──────── Records shown ────────

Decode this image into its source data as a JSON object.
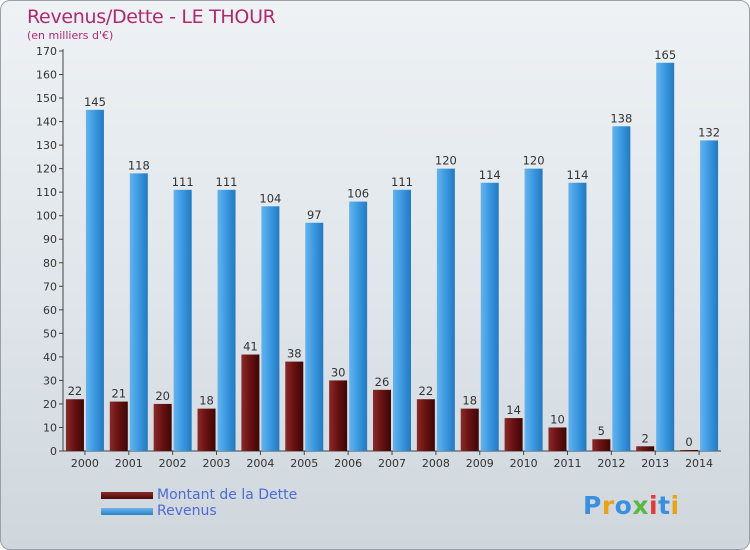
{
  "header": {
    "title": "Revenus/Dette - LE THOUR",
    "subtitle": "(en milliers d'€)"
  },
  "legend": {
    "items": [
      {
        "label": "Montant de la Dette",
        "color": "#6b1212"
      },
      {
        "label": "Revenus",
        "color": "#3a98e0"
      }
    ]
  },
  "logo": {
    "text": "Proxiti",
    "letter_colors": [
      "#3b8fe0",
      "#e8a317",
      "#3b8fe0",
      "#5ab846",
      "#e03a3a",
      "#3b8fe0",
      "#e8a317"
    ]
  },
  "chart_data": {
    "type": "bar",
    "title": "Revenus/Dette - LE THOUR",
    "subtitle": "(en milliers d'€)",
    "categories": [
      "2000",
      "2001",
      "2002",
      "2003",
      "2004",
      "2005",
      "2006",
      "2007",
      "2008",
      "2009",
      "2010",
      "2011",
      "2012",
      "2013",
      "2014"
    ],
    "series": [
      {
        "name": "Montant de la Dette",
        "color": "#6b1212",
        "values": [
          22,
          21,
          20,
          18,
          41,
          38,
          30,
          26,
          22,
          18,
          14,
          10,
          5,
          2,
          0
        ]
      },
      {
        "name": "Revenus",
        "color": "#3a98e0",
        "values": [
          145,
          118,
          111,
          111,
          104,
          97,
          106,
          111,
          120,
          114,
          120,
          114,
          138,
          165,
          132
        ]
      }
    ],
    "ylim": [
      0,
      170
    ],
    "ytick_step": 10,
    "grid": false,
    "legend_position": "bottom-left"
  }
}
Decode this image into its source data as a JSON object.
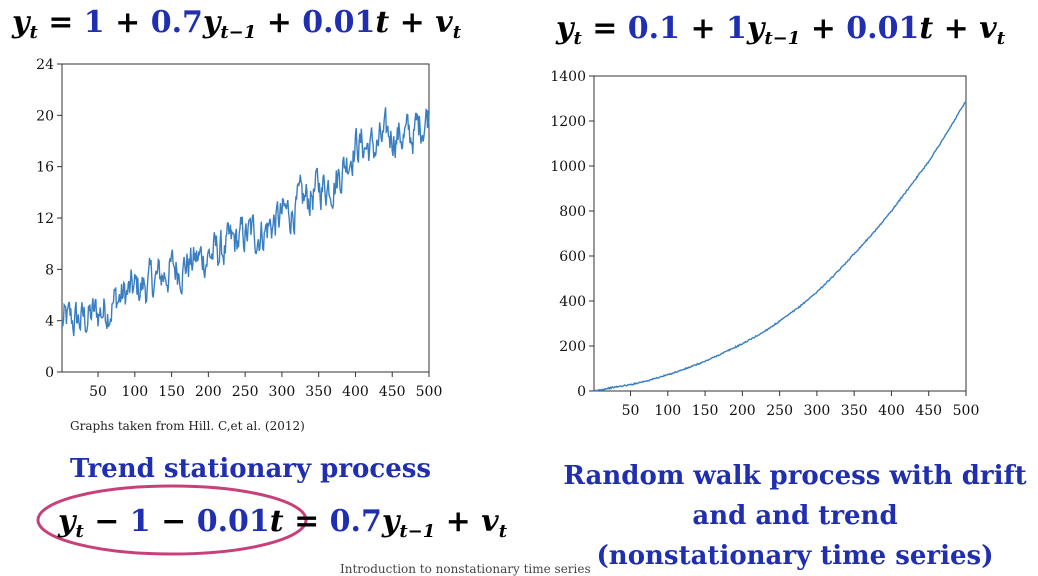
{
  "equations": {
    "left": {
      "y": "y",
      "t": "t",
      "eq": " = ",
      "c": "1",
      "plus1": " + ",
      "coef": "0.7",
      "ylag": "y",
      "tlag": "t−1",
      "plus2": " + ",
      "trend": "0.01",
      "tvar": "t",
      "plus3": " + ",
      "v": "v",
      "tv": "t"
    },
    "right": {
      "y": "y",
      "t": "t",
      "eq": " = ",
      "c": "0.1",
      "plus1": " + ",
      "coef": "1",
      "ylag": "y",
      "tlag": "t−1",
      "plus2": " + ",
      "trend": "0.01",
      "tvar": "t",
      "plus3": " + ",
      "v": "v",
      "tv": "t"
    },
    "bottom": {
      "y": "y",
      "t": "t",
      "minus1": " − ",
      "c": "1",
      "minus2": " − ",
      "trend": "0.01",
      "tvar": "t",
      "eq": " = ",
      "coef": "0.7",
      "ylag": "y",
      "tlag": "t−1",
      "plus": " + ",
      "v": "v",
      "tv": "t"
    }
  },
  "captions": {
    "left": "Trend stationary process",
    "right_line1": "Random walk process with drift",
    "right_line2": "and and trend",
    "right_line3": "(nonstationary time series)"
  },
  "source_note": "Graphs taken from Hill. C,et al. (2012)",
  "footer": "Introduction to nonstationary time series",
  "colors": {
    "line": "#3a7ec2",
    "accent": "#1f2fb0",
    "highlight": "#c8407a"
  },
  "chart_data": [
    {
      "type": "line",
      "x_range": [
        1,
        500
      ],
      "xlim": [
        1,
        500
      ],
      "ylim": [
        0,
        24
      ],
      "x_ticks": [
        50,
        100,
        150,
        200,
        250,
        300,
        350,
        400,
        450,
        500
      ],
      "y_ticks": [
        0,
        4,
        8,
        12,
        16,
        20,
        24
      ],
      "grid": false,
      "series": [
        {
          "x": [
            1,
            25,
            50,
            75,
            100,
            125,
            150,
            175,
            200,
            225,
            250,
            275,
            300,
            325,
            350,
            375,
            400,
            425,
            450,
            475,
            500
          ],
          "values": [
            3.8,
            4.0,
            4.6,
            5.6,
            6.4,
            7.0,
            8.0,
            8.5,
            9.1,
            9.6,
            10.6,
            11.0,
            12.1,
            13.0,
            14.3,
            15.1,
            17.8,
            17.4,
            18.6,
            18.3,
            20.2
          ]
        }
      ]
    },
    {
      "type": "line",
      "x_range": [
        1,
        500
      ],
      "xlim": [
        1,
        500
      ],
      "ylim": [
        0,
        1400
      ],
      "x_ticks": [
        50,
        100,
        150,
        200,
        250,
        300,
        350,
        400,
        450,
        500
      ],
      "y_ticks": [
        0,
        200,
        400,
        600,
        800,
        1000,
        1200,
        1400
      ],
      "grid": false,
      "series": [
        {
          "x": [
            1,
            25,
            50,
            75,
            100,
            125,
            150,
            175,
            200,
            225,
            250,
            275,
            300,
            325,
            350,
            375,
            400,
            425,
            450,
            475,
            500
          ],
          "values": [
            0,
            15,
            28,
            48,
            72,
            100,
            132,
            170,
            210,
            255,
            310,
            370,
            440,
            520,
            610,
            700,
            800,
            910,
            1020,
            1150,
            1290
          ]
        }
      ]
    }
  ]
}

────────

== Aim of the exercise ==
Exclude the pictures and transcribe all of the entries exactly.

== Written answer ==
Decode this image into its source data as a JSON object.
{
  "header": {
    "title": "Revenus/Dette - LE THOUR",
    "subtitle": "(en milliers d'€)"
  },
  "legend": {
    "items": [
      {
        "label": "Montant de la Dette",
        "color": "#6b1212"
      },
      {
        "label": "Revenus",
        "color": "#3a98e0"
      }
    ]
  },
  "logo": {
    "text": "Proxiti",
    "letter_colors": [
      "#3b8fe0",
      "#e8a317",
      "#3b8fe0",
      "#5ab846",
      "#e03a3a",
      "#3b8fe0",
      "#e8a317"
    ]
  },
  "chart_data": {
    "type": "bar",
    "title": "Revenus/Dette - LE THOUR",
    "subtitle": "(en milliers d'€)",
    "categories": [
      "2000",
      "2001",
      "2002",
      "2003",
      "2004",
      "2005",
      "2006",
      "2007",
      "2008",
      "2009",
      "2010",
      "2011",
      "2012",
      "2013",
      "2014"
    ],
    "series": [
      {
        "name": "Montant de la Dette",
        "color": "#6b1212",
        "values": [
          22,
          21,
          20,
          18,
          41,
          38,
          30,
          26,
          22,
          18,
          14,
          10,
          5,
          2,
          0
        ]
      },
      {
        "name": "Revenus",
        "color": "#3a98e0",
        "values": [
          145,
          118,
          111,
          111,
          104,
          97,
          106,
          111,
          120,
          114,
          120,
          114,
          138,
          165,
          132
        ]
      }
    ],
    "ylim": [
      0,
      170
    ],
    "ytick_step": 10,
    "grid": false,
    "legend_position": "bottom-left"
  }
}
Decode this image into its source data as a JSON object.
{
  "equations": {
    "left": {
      "y": "y",
      "t": "t",
      "eq": " = ",
      "c": "1",
      "plus1": " + ",
      "coef": "0.7",
      "ylag": "y",
      "tlag": "t−1",
      "plus2": " + ",
      "trend": "0.01",
      "tvar": "t",
      "plus3": " + ",
      "v": "v",
      "tv": "t"
    },
    "right": {
      "y": "y",
      "t": "t",
      "eq": " = ",
      "c": "0.1",
      "plus1": " + ",
      "coef": "1",
      "ylag": "y",
      "tlag": "t−1",
      "plus2": " + ",
      "trend": "0.01",
      "tvar": "t",
      "plus3": " + ",
      "v": "v",
      "tv": "t"
    },
    "bottom": {
      "y": "y",
      "t": "t",
      "minus1": " − ",
      "c": "1",
      "minus2": " − ",
      "trend": "0.01",
      "tvar": "t",
      "eq": " = ",
      "coef": "0.7",
      "ylag": "y",
      "tlag": "t−1",
      "plus": " + ",
      "v": "v",
      "tv": "t"
    }
  },
  "captions": {
    "left": "Trend stationary process",
    "right_line1": "Random walk process with drift",
    "right_line2": "and and trend",
    "right_line3": "(nonstationary time series)"
  },
  "source_note": "Graphs taken from Hill. C,et al. (2012)",
  "footer": "Introduction to nonstationary time series",
  "colors": {
    "line": "#3a7ec2",
    "accent": "#1f2fb0",
    "highlight": "#c8407a"
  },
  "chart_data": [
    {
      "type": "line",
      "x_range": [
        1,
        500
      ],
      "xlim": [
        1,
        500
      ],
      "ylim": [
        0,
        24
      ],
      "x_ticks": [
        50,
        100,
        150,
        200,
        250,
        300,
        350,
        400,
        450,
        500
      ],
      "y_ticks": [
        0,
        4,
        8,
        12,
        16,
        20,
        24
      ],
      "grid": false,
      "series": [
        {
          "x": [
            1,
            25,
            50,
            75,
            100,
            125,
            150,
            175,
            200,
            225,
            250,
            275,
            300,
            325,
            350,
            375,
            400,
            425,
            450,
            475,
            500
          ],
          "values": [
            3.8,
            4.0,
            4.6,
            5.6,
            6.4,
            7.0,
            8.0,
            8.5,
            9.1,
            9.6,
            10.6,
            11.0,
            12.1,
            13.0,
            14.3,
            15.1,
            17.8,
            17.4,
            18.6,
            18.3,
            20.2
          ]
        }
      ]
    },
    {
      "type": "line",
      "x_range": [
        1,
        500
      ],
      "xlim": [
        1,
        500
      ],
      "ylim": [
        0,
        1400
      ],
      "x_ticks": [
        50,
        100,
        150,
        200,
        250,
        300,
        350,
        400,
        450,
        500
      ],
      "y_ticks": [
        0,
        200,
        400,
        600,
        800,
        1000,
        1200,
        1400
      ],
      "grid": false,
      "series": [
        {
          "x": [
            1,
            25,
            50,
            75,
            100,
            125,
            150,
            175,
            200,
            225,
            250,
            275,
            300,
            325,
            350,
            375,
            400,
            425,
            450,
            475,
            500
          ],
          "values": [
            0,
            15,
            28,
            48,
            72,
            100,
            132,
            170,
            210,
            255,
            310,
            370,
            440,
            520,
            610,
            700,
            800,
            910,
            1020,
            1150,
            1290
          ]
        }
      ]
    }
  ]
}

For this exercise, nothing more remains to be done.